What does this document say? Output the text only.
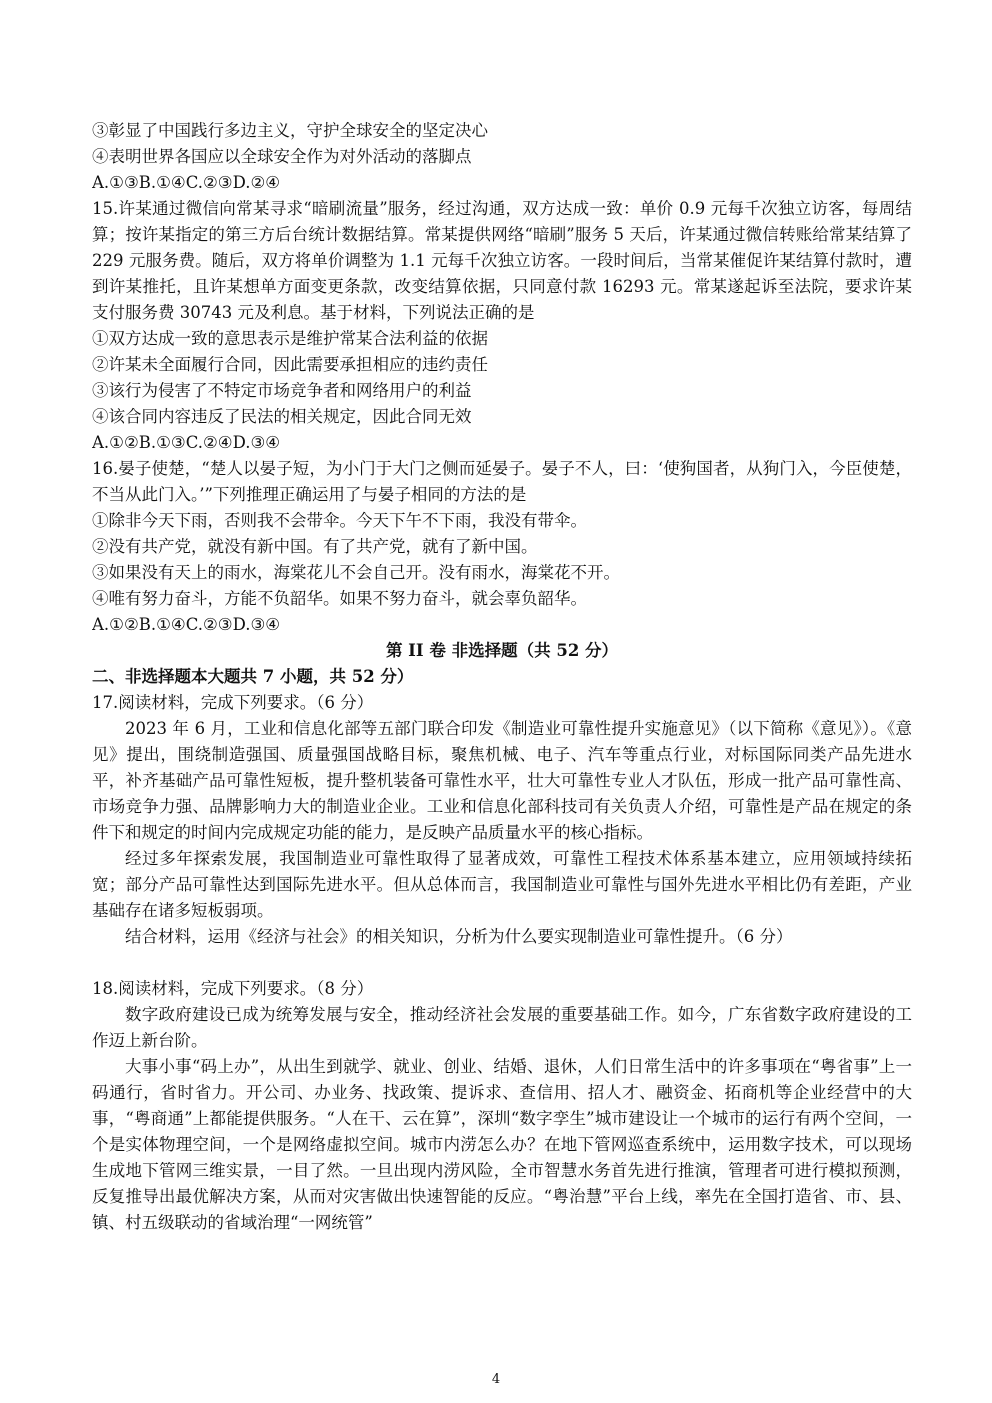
③彰显了中国践行多边主义，守护全球安全的坚定决心
④表明世界各国应以全球安全作为对外活动的落脚点
A.①③B.①④C.②③D.②④

15.许某通过微信向常某寻求“暗刷流量”服务，经过沟通，双方达成一致：单价 0.9 元每千次独立访客，每周结算；按许某指定的第三方后台统计数据结算。常某提供网络“暗刷”服务 5 天后，许某通过微信转账给常某结算了 229 元服务费。随后，双方将单价调整为 1.1 元每千次独立访客。一段时间后，当常某催促许某结算付款时，遭到许某推托，且许某想单方面变更条款，改变结算依据，只同意付款 16293 元。常某遂起诉至法院，要求许某支付服务费 30743 元及利息。基于材料，下列说法正确的是

①双方达成一致的意思表示是维护常某合法利益的依据
②许某未全面履行合同，因此需要承担相应的违约责任
③该行为侵害了不特定市场竞争者和网络用户的利益
④该合同内容违反了民法的相关规定，因此合同无效
A.①②B.①③C.②④D.③④

16.晏子使楚，“楚人以晏子短，为小门于大门之侧而延晏子。晏子不人，曰：‘使狗国者，从狗门入，今臣使楚，不当从此门入。’”下列推理正确运用了与晏子相同的方法的是

①除非今天下雨，否则我不会带伞。今天下午不下雨，我没有带伞。
②没有共产党，就没有新中国。有了共产党，就有了新中国。
③如果没有天上的雨水，海棠花儿不会自己开。没有雨水，海棠花不开。
④唯有努力奋斗，方能不负韶华。如果不努力奋斗，就会辜负韶华。
A.①②B.①④C.②③D.③④
第 II 卷 非选择题（共 52 分）
二、非选择题本大题共 7 小题，共 52 分）
17.阅读材料，完成下列要求。（6 分）

2023 年 6 月，工业和信息化部等五部门联合印发《制造业可靠性提升实施意见》（以下简称《意见》）。《意见》提出，围绕制造强国、质量强国战略目标，聚焦机械、电子、汽车等重点行业，对标国际同类产品先进水平，补齐基础产品可靠性短板，提升整机装备可靠性水平，壮大可靠性专业人才队伍，形成一批产品可靠性高、市场竞争力强、品牌影响力大的制造业企业。工业和信息化部科技司有关负责人介绍，可靠性是产品在规定的条件下和规定的时间内完成规定功能的能力，是反映产品质量水平的核心指标。

经过多年探索发展，我国制造业可靠性取得了显著成效，可靠性工程技术体系基本建立，应用领域持续拓宽；部分产品可靠性达到国际先进水平。但从总体而言，我国制造业可靠性与国外先进水平相比仍有差距，产业基础存在诸多短板弱项。

结合材料，运用《经济与社会》的相关知识，分析为什么要实现制造业可靠性提升。（6 分）

18.阅读材料，完成下列要求。（8 分）

数字政府建设已成为统筹发展与安全，推动经济社会发展的重要基础工作。如今，广东省数字政府建设的工作迈上新台阶。

大事小事“码上办”，从出生到就学、就业、创业、结婚、退休，人们日常生活中的许多事项在“粤省事”上一码通行，省时省力。开公司、办业务、找政策、提诉求、查信用、招人才、融资金、拓商机等企业经营中的大事，“粤商通”上都能提供服务。“人在干、云在算”，深圳“数字孪生”城市建设让一个城市的运行有两个空间，一个是实体物理空间，一个是网络虚拟空间。城市内涝怎么办？在地下管网巡查系统中，运用数字技术，可以现场生成地下管网三维实景，一目了然。一旦出现内涝风险，全市智慧水务首先进行推演，管理者可进行模拟预测，反复推导出最优解决方案，从而对灾害做出快速智能的反应。“粤治慧”平台上线，率先在全国打造省、市、县、镇、村五级联动的省域治理“一网统管”

4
^^^^
**SET TASK:** Extract the full listing exactly, with the pictures left out.

**TASK RESPONSE:**
What does this document say? Output the text only.
③彰显了中国践行多边主义，守护全球安全的坚定决心
④表明世界各国应以全球安全作为对外活动的落脚点
A.①③B.①④C.②③D.②④

15.许某通过微信向常某寻求“暗刷流量”服务，经过沟通，双方达成一致：单价 0.9 元每千次独立访客，每周结算；按许某指定的第三方后台统计数据结算。常某提供网络“暗刷”服务 5 天后，许某通过微信转账给常某结算了 229 元服务费。随后，双方将单价调整为 1.1 元每千次独立访客。一段时间后，当常某催促许某结算付款时，遭到许某推托，且许某想单方面变更条款，改变结算依据，只同意付款 16293 元。常某遂起诉至法院，要求许某支付服务费 30743 元及利息。基于材料，下列说法正确的是

①双方达成一致的意思表示是维护常某合法利益的依据
②许某未全面履行合同，因此需要承担相应的违约责任
③该行为侵害了不特定市场竞争者和网络用户的利益
④该合同内容违反了民法的相关规定，因此合同无效
A.①②B.①③C.②④D.③④

16.晏子使楚，“楚人以晏子短，为小门于大门之侧而延晏子。晏子不人，曰：‘使狗国者，从狗门入，今臣使楚，不当从此门入。’”下列推理正确运用了与晏子相同的方法的是

①除非今天下雨，否则我不会带伞。今天下午不下雨，我没有带伞。
②没有共产党，就没有新中国。有了共产党，就有了新中国。
③如果没有天上的雨水，海棠花儿不会自己开。没有雨水，海棠花不开。
④唯有努力奋斗，方能不负韶华。如果不努力奋斗，就会辜负韶华。
A.①②B.①④C.②③D.③④
第 II 卷 非选择题（共 52 分）
二、非选择题本大题共 7 小题，共 52 分）
17.阅读材料，完成下列要求。（6 分）

2023 年 6 月，工业和信息化部等五部门联合印发《制造业可靠性提升实施意见》（以下简称《意见》）。《意见》提出，围绕制造强国、质量强国战略目标，聚焦机械、电子、汽车等重点行业，对标国际同类产品先进水平，补齐基础产品可靠性短板，提升整机装备可靠性水平，壮大可靠性专业人才队伍，形成一批产品可靠性高、市场竞争力强、品牌影响力大的制造业企业。工业和信息化部科技司有关负责人介绍，可靠性是产品在规定的条件下和规定的时间内完成规定功能的能力，是反映产品质量水平的核心指标。

经过多年探索发展，我国制造业可靠性取得了显著成效，可靠性工程技术体系基本建立，应用领域持续拓宽；部分产品可靠性达到国际先进水平。但从总体而言，我国制造业可靠性与国外先进水平相比仍有差距，产业基础存在诸多短板弱项。

结合材料，运用《经济与社会》的相关知识，分析为什么要实现制造业可靠性提升。（6 分）

18.阅读材料，完成下列要求。（8 分）

数字政府建设已成为统筹发展与安全，推动经济社会发展的重要基础工作。如今，广东省数字政府建设的工作迈上新台阶。

大事小事“码上办”，从出生到就学、就业、创业、结婚、退休，人们日常生活中的许多事项在“粤省事”上一码通行，省时省力。开公司、办业务、找政策、提诉求、查信用、招人才、融资金、拓商机等企业经营中的大事，“粤商通”上都能提供服务。“人在干、云在算”，深圳“数字孪生”城市建设让一个城市的运行有两个空间，一个是实体物理空间，一个是网络虚拟空间。城市内涝怎么办？在地下管网巡查系统中，运用数字技术，可以现场生成地下管网三维实景，一目了然。一旦出现内涝风险，全市智慧水务首先进行推演，管理者可进行模拟预测，反复推导出最优解决方案，从而对灾害做出快速智能的反应。“粤治慧”平台上线，率先在全国打造省、市、县、镇、村五级联动的省域治理“一网统管”

4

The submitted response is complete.